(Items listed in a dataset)
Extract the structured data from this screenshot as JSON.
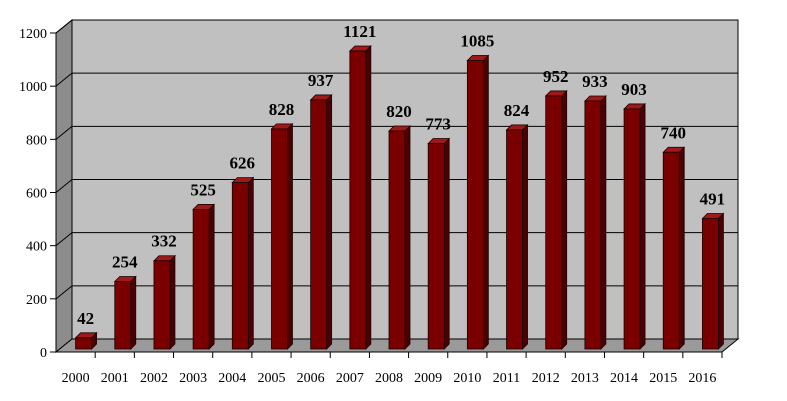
{
  "chart_data": {
    "type": "bar",
    "categories": [
      "2000",
      "2001",
      "2002",
      "2003",
      "2004",
      "2005",
      "2006",
      "2007",
      "2008",
      "2009",
      "2010",
      "2011",
      "2012",
      "2013",
      "2014",
      "2015",
      "2016"
    ],
    "values": [
      42,
      254,
      332,
      525,
      626,
      828,
      937,
      1121,
      820,
      773,
      1085,
      824,
      952,
      933,
      903,
      740,
      491
    ],
    "title": "",
    "xlabel": "",
    "ylabel": "",
    "ylim": [
      0,
      1200
    ],
    "yticks": [
      0,
      200,
      400,
      600,
      800,
      1000,
      1200
    ],
    "ytick_labels": [
      "0",
      "200",
      "400",
      "600",
      "800",
      "1000",
      "1200"
    ],
    "grid": true,
    "legend": "none",
    "style": "3d-column",
    "colors": {
      "bar_front": "#7a0000",
      "bar_side": "#4a0000",
      "bar_top": "#a01818",
      "plot_back": "#c0c0c0",
      "plot_side_wall": "#8c8c8c",
      "plot_floor": "#9a9a9a",
      "gridline": "#000000"
    }
  }
}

**Exercise prompt:**
Leave the images out and output the remaining material exactly as it stands.

**Answer for this exercise:**
Extract the structured data from this screenshot as JSON.
{
  "chart_data": {
    "type": "bar",
    "categories": [
      "2000",
      "2001",
      "2002",
      "2003",
      "2004",
      "2005",
      "2006",
      "2007",
      "2008",
      "2009",
      "2010",
      "2011",
      "2012",
      "2013",
      "2014",
      "2015",
      "2016"
    ],
    "values": [
      42,
      254,
      332,
      525,
      626,
      828,
      937,
      1121,
      820,
      773,
      1085,
      824,
      952,
      933,
      903,
      740,
      491
    ],
    "title": "",
    "xlabel": "",
    "ylabel": "",
    "ylim": [
      0,
      1200
    ],
    "yticks": [
      0,
      200,
      400,
      600,
      800,
      1000,
      1200
    ],
    "ytick_labels": [
      "0",
      "200",
      "400",
      "600",
      "800",
      "1000",
      "1200"
    ],
    "grid": true,
    "legend": "none",
    "style": "3d-column",
    "colors": {
      "bar_front": "#7a0000",
      "bar_side": "#4a0000",
      "bar_top": "#a01818",
      "plot_back": "#c0c0c0",
      "plot_side_wall": "#8c8c8c",
      "plot_floor": "#9a9a9a",
      "gridline": "#000000"
    }
  }
}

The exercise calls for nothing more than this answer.